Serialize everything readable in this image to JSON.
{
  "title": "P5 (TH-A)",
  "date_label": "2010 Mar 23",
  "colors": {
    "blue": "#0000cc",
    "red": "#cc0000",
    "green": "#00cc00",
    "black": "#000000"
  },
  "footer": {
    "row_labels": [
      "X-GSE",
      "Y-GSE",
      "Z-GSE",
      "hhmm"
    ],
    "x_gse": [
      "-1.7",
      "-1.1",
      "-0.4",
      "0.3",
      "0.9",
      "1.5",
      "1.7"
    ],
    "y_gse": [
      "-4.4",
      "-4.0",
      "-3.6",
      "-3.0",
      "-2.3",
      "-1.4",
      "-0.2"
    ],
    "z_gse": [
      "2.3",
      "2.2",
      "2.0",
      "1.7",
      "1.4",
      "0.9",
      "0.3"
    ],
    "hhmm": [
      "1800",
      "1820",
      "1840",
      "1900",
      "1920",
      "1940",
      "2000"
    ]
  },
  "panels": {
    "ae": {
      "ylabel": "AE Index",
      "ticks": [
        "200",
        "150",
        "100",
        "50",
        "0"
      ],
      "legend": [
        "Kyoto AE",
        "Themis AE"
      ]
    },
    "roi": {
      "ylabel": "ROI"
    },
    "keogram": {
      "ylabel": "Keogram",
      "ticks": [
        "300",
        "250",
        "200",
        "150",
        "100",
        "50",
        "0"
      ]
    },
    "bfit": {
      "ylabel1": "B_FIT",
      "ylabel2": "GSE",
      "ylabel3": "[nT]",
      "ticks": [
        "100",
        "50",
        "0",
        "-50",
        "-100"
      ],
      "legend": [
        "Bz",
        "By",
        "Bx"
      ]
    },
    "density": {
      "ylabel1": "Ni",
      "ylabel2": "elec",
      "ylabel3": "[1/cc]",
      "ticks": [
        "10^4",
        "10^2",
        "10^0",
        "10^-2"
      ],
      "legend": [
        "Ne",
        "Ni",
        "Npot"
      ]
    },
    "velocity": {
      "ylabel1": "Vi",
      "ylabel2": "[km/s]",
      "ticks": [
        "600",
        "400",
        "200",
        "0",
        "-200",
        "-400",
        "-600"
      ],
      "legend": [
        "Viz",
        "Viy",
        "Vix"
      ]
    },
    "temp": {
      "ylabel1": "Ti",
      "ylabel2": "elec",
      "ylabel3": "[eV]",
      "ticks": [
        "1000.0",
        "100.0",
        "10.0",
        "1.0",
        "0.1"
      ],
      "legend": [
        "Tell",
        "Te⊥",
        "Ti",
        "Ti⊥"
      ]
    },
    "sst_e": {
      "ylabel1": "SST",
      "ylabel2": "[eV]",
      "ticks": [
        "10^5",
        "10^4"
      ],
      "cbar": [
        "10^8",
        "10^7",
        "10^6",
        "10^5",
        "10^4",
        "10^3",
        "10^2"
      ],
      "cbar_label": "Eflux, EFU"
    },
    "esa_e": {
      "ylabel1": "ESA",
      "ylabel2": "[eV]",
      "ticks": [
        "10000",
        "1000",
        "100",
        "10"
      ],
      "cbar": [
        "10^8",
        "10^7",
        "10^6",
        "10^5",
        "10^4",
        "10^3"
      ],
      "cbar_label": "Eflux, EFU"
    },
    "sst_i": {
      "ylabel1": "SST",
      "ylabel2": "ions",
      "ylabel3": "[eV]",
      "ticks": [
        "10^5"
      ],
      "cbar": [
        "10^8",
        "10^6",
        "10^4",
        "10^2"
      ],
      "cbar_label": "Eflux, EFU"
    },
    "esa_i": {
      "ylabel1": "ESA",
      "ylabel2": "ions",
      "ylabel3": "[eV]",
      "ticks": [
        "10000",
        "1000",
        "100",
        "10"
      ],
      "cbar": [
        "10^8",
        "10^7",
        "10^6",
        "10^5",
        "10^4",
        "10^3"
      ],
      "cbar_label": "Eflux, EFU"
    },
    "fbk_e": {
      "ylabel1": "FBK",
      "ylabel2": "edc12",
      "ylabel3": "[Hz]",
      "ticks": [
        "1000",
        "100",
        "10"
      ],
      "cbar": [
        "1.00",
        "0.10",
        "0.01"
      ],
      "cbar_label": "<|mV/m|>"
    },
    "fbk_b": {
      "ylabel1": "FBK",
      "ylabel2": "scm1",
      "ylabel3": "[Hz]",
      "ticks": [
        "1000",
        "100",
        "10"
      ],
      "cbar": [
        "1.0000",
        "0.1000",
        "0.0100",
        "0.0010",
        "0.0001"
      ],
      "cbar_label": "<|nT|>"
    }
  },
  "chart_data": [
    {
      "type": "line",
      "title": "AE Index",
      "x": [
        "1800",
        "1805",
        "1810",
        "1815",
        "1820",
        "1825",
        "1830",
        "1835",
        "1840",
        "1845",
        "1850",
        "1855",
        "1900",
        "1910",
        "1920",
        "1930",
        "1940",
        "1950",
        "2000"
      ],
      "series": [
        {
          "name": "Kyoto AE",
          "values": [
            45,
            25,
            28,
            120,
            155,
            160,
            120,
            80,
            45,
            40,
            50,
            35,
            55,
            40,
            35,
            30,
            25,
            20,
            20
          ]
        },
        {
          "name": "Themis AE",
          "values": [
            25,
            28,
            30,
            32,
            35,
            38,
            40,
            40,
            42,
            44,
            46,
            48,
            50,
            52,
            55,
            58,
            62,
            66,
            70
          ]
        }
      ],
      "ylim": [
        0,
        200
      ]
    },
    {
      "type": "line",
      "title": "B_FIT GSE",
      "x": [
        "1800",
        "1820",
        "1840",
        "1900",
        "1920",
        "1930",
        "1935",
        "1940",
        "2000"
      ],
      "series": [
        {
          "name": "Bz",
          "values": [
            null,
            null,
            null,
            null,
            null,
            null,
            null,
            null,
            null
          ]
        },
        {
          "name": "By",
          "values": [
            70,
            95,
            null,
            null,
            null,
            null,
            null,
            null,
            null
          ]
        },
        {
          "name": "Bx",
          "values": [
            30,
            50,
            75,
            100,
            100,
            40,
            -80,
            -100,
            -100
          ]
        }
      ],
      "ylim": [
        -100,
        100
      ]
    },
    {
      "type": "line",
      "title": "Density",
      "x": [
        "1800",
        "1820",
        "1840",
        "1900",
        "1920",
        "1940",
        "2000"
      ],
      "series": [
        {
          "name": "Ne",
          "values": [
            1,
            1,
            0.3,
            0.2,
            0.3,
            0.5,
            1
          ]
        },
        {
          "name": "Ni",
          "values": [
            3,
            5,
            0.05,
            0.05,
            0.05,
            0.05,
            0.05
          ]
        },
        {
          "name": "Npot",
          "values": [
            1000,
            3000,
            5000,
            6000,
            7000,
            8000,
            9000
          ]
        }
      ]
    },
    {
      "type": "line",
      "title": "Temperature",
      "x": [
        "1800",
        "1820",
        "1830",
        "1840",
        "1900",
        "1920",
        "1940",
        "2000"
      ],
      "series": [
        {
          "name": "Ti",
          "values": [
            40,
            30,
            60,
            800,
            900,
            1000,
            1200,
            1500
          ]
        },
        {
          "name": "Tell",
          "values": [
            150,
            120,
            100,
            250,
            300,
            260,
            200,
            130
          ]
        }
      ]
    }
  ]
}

========================

INSTRUCTIONS TO FOLLOW:
Extract all lines as given.

TASK RESPONSE:
Serialize everything readable in this image to JSON.
{
  "title": "P5 (TH-A)",
  "date_label": "2010 Mar 23",
  "colors": {
    "blue": "#0000cc",
    "red": "#cc0000",
    "green": "#00cc00",
    "black": "#000000"
  },
  "footer": {
    "row_labels": [
      "X-GSE",
      "Y-GSE",
      "Z-GSE",
      "hhmm"
    ],
    "x_gse": [
      "-1.7",
      "-1.1",
      "-0.4",
      "0.3",
      "0.9",
      "1.5",
      "1.7"
    ],
    "y_gse": [
      "-4.4",
      "-4.0",
      "-3.6",
      "-3.0",
      "-2.3",
      "-1.4",
      "-0.2"
    ],
    "z_gse": [
      "2.3",
      "2.2",
      "2.0",
      "1.7",
      "1.4",
      "0.9",
      "0.3"
    ],
    "hhmm": [
      "1800",
      "1820",
      "1840",
      "1900",
      "1920",
      "1940",
      "2000"
    ]
  },
  "panels": {
    "ae": {
      "ylabel": "AE Index",
      "ticks": [
        "200",
        "150",
        "100",
        "50",
        "0"
      ],
      "legend": [
        "Kyoto AE",
        "Themis AE"
      ]
    },
    "roi": {
      "ylabel": "ROI"
    },
    "keogram": {
      "ylabel": "Keogram",
      "ticks": [
        "300",
        "250",
        "200",
        "150",
        "100",
        "50",
        "0"
      ]
    },
    "bfit": {
      "ylabel1": "B_FIT",
      "ylabel2": "GSE",
      "ylabel3": "[nT]",
      "ticks": [
        "100",
        "50",
        "0",
        "-50",
        "-100"
      ],
      "legend": [
        "Bz",
        "By",
        "Bx"
      ]
    },
    "density": {
      "ylabel1": "Ni",
      "ylabel2": "elec",
      "ylabel3": "[1/cc]",
      "ticks": [
        "10^4",
        "10^2",
        "10^0",
        "10^-2"
      ],
      "legend": [
        "Ne",
        "Ni",
        "Npot"
      ]
    },
    "velocity": {
      "ylabel1": "Vi",
      "ylabel2": "[km/s]",
      "ticks": [
        "600",
        "400",
        "200",
        "0",
        "-200",
        "-400",
        "-600"
      ],
      "legend": [
        "Viz",
        "Viy",
        "Vix"
      ]
    },
    "temp": {
      "ylabel1": "Ti",
      "ylabel2": "elec",
      "ylabel3": "[eV]",
      "ticks": [
        "1000.0",
        "100.0",
        "10.0",
        "1.0",
        "0.1"
      ],
      "legend": [
        "Tell",
        "Te⊥",
        "Ti",
        "Ti⊥"
      ]
    },
    "sst_e": {
      "ylabel1": "SST",
      "ylabel2": "[eV]",
      "ticks": [
        "10^5",
        "10^4"
      ],
      "cbar": [
        "10^8",
        "10^7",
        "10^6",
        "10^5",
        "10^4",
        "10^3",
        "10^2"
      ],
      "cbar_label": "Eflux, EFU"
    },
    "esa_e": {
      "ylabel1": "ESA",
      "ylabel2": "[eV]",
      "ticks": [
        "10000",
        "1000",
        "100",
        "10"
      ],
      "cbar": [
        "10^8",
        "10^7",
        "10^6",
        "10^5",
        "10^4",
        "10^3"
      ],
      "cbar_label": "Eflux, EFU"
    },
    "sst_i": {
      "ylabel1": "SST",
      "ylabel2": "ions",
      "ylabel3": "[eV]",
      "ticks": [
        "10^5"
      ],
      "cbar": [
        "10^8",
        "10^6",
        "10^4",
        "10^2"
      ],
      "cbar_label": "Eflux, EFU"
    },
    "esa_i": {
      "ylabel1": "ESA",
      "ylabel2": "ions",
      "ylabel3": "[eV]",
      "ticks": [
        "10000",
        "1000",
        "100",
        "10"
      ],
      "cbar": [
        "10^8",
        "10^7",
        "10^6",
        "10^5",
        "10^4",
        "10^3"
      ],
      "cbar_label": "Eflux, EFU"
    },
    "fbk_e": {
      "ylabel1": "FBK",
      "ylabel2": "edc12",
      "ylabel3": "[Hz]",
      "ticks": [
        "1000",
        "100",
        "10"
      ],
      "cbar": [
        "1.00",
        "0.10",
        "0.01"
      ],
      "cbar_label": "<|mV/m|>"
    },
    "fbk_b": {
      "ylabel1": "FBK",
      "ylabel2": "scm1",
      "ylabel3": "[Hz]",
      "ticks": [
        "1000",
        "100",
        "10"
      ],
      "cbar": [
        "1.0000",
        "0.1000",
        "0.0100",
        "0.0010",
        "0.0001"
      ],
      "cbar_label": "<|nT|>"
    }
  },
  "chart_data": [
    {
      "type": "line",
      "title": "AE Index",
      "x": [
        "1800",
        "1805",
        "1810",
        "1815",
        "1820",
        "1825",
        "1830",
        "1835",
        "1840",
        "1845",
        "1850",
        "1855",
        "1900",
        "1910",
        "1920",
        "1930",
        "1940",
        "1950",
        "2000"
      ],
      "series": [
        {
          "name": "Kyoto AE",
          "values": [
            45,
            25,
            28,
            120,
            155,
            160,
            120,
            80,
            45,
            40,
            50,
            35,
            55,
            40,
            35,
            30,
            25,
            20,
            20
          ]
        },
        {
          "name": "Themis AE",
          "values": [
            25,
            28,
            30,
            32,
            35,
            38,
            40,
            40,
            42,
            44,
            46,
            48,
            50,
            52,
            55,
            58,
            62,
            66,
            70
          ]
        }
      ],
      "ylim": [
        0,
        200
      ]
    },
    {
      "type": "line",
      "title": "B_FIT GSE",
      "x": [
        "1800",
        "1820",
        "1840",
        "1900",
        "1920",
        "1930",
        "1935",
        "1940",
        "2000"
      ],
      "series": [
        {
          "name": "Bz",
          "values": [
            null,
            null,
            null,
            null,
            null,
            null,
            null,
            null,
            null
          ]
        },
        {
          "name": "By",
          "values": [
            70,
            95,
            null,
            null,
            null,
            null,
            null,
            null,
            null
          ]
        },
        {
          "name": "Bx",
          "values": [
            30,
            50,
            75,
            100,
            100,
            40,
            -80,
            -100,
            -100
          ]
        }
      ],
      "ylim": [
        -100,
        100
      ]
    },
    {
      "type": "line",
      "title": "Density",
      "x": [
        "1800",
        "1820",
        "1840",
        "1900",
        "1920",
        "1940",
        "2000"
      ],
      "series": [
        {
          "name": "Ne",
          "values": [
            1,
            1,
            0.3,
            0.2,
            0.3,
            0.5,
            1
          ]
        },
        {
          "name": "Ni",
          "values": [
            3,
            5,
            0.05,
            0.05,
            0.05,
            0.05,
            0.05
          ]
        },
        {
          "name": "Npot",
          "values": [
            1000,
            3000,
            5000,
            6000,
            7000,
            8000,
            9000
          ]
        }
      ]
    },
    {
      "type": "line",
      "title": "Temperature",
      "x": [
        "1800",
        "1820",
        "1830",
        "1840",
        "1900",
        "1920",
        "1940",
        "2000"
      ],
      "series": [
        {
          "name": "Ti",
          "values": [
            40,
            30,
            60,
            800,
            900,
            1000,
            1200,
            1500
          ]
        },
        {
          "name": "Tell",
          "values": [
            150,
            120,
            100,
            250,
            300,
            260,
            200,
            130
          ]
        }
      ]
    }
  ]
}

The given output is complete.